● **Set task**: Return every record below exactly as written, but leave out the pictures.
>> Begin Materials provided
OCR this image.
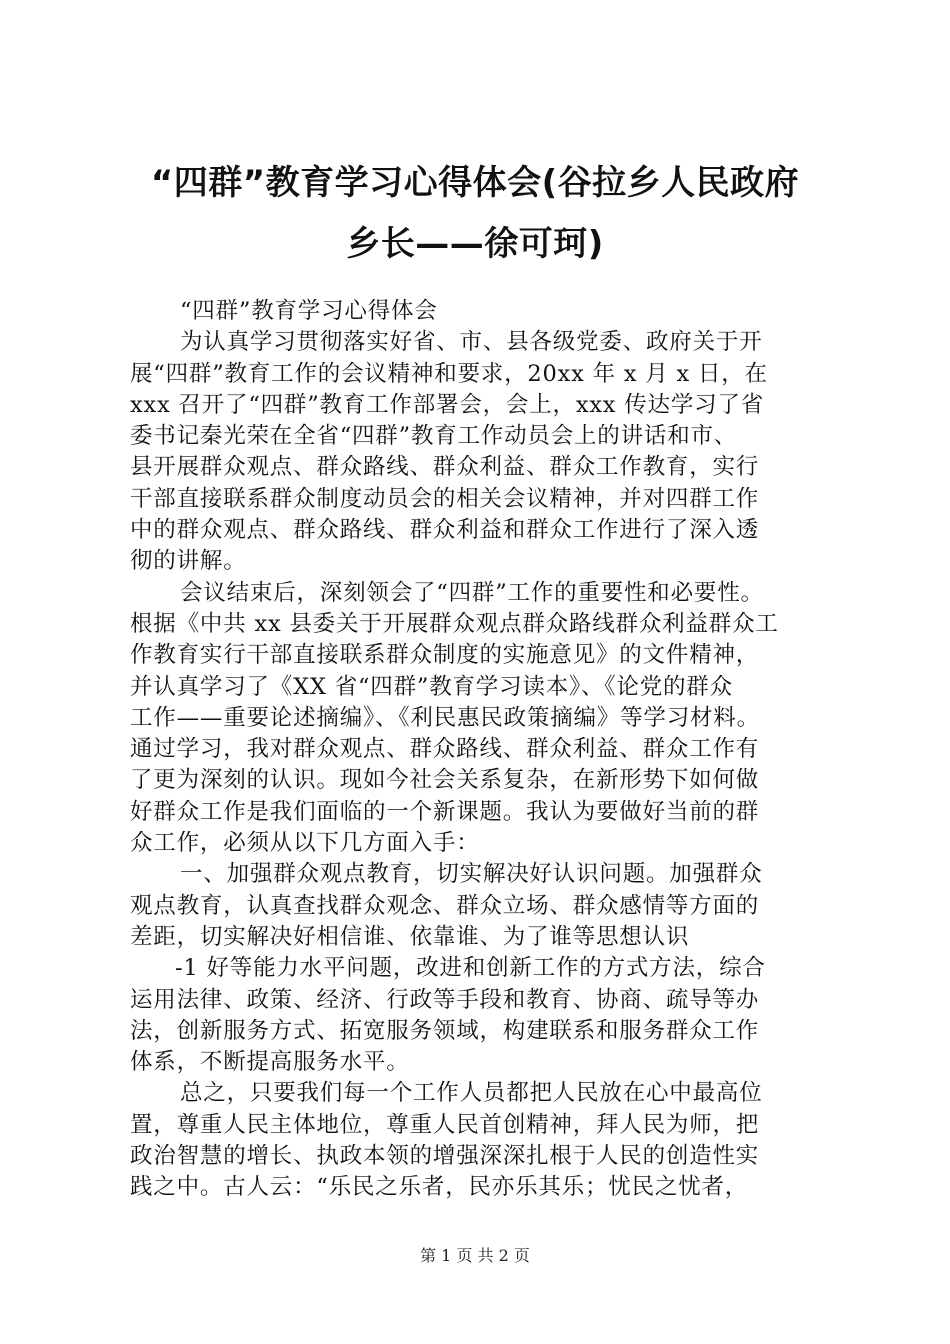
“四群”教育学习心得体会(谷拉乡人民政府
乡长——徐可珂)
“四群”教育学习心得体会
为认真学习贯彻落实好省、市、县各级党委、政府关于开
展“四群”教育工作的会议精神和要求，20xx 年 x 月 x 日，在
xxx 召开了“四群”教育工作部署会，会上，xxx 传达学习了省
委书记秦光荣在全省“四群”教育工作动员会上的讲话和市、
县开展群众观点、群众路线、群众利益、群众工作教育，实行
干部直接联系群众制度动员会的相关会议精神，并对四群工作
中的群众观点、群众路线、群众利益和群众工作进行了深入透
彻的讲解。
会议结束后，深刻领会了“四群”工作的重要性和必要性。
根据《中共 xx 县委关于开展群众观点群众路线群众利益群众工
作教育实行干部直接联系群众制度的实施意见》的文件精神，
并认真学习了《XX 省“四群”教育学习读本》、《论党的群众
工作——重要论述摘编》、《利民惠民政策摘编》等学习材料。
通过学习，我对群众观点、群众路线、群众利益、群众工作有
了更为深刻的认识。现如今社会关系复杂，在新形势下如何做
好群众工作是我们面临的一个新课题。我认为要做好当前的群
众工作，必须从以下几方面入手：
一、加强群众观点教育，切实解决好认识问题。加强群众
观点教育，认真查找群众观念、群众立场、群众感情等方面的
差距，切实解决好相信谁、依靠谁、为了谁等思想认识
-1 好等能力水平问题，改进和创新工作的方式方法，综合
运用法律、政策、经济、行政等手段和教育、协商、疏导等办
法，创新服务方式、拓宽服务领域，构建联系和服务群众工作
体系，不断提高服务水平。
总之，只要我们每一个工作人员都把人民放在心中最高位
置，尊重人民主体地位，尊重人民首创精神，拜人民为师，把
政治智慧的增长、执政本领的增强深深扎根于人民的创造性实
践之中。古人云：“乐民之乐者，民亦乐其乐；忧民之忧者，
第 1 页 共 2 页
>> End Materials provided
● **Result of this task**:
OCR this image.
“四群”教育学习心得体会(谷拉乡人民政府
乡长——徐可珂)
“四群”教育学习心得体会
为认真学习贯彻落实好省、市、县各级党委、政府关于开
展“四群”教育工作的会议精神和要求，20xx 年 x 月 x 日，在
xxx 召开了“四群”教育工作部署会，会上，xxx 传达学习了省
委书记秦光荣在全省“四群”教育工作动员会上的讲话和市、
县开展群众观点、群众路线、群众利益、群众工作教育，实行
干部直接联系群众制度动员会的相关会议精神，并对四群工作
中的群众观点、群众路线、群众利益和群众工作进行了深入透
彻的讲解。
会议结束后，深刻领会了“四群”工作的重要性和必要性。
根据《中共 xx 县委关于开展群众观点群众路线群众利益群众工
作教育实行干部直接联系群众制度的实施意见》的文件精神，
并认真学习了《XX 省“四群”教育学习读本》、《论党的群众
工作——重要论述摘编》、《利民惠民政策摘编》等学习材料。
通过学习，我对群众观点、群众路线、群众利益、群众工作有
了更为深刻的认识。现如今社会关系复杂，在新形势下如何做
好群众工作是我们面临的一个新课题。我认为要做好当前的群
众工作，必须从以下几方面入手：
一、加强群众观点教育，切实解决好认识问题。加强群众
观点教育，认真查找群众观念、群众立场、群众感情等方面的
差距，切实解决好相信谁、依靠谁、为了谁等思想认识
-1 好等能力水平问题，改进和创新工作的方式方法，综合
运用法律、政策、经济、行政等手段和教育、协商、疏导等办
法，创新服务方式、拓宽服务领域，构建联系和服务群众工作
体系，不断提高服务水平。
总之，只要我们每一个工作人员都把人民放在心中最高位
置，尊重人民主体地位，尊重人民首创精神，拜人民为师，把
政治智慧的增长、执政本领的增强深深扎根于人民的创造性实
践之中。古人云：“乐民之乐者，民亦乐其乐；忧民之忧者，
第 1 页 共 2 页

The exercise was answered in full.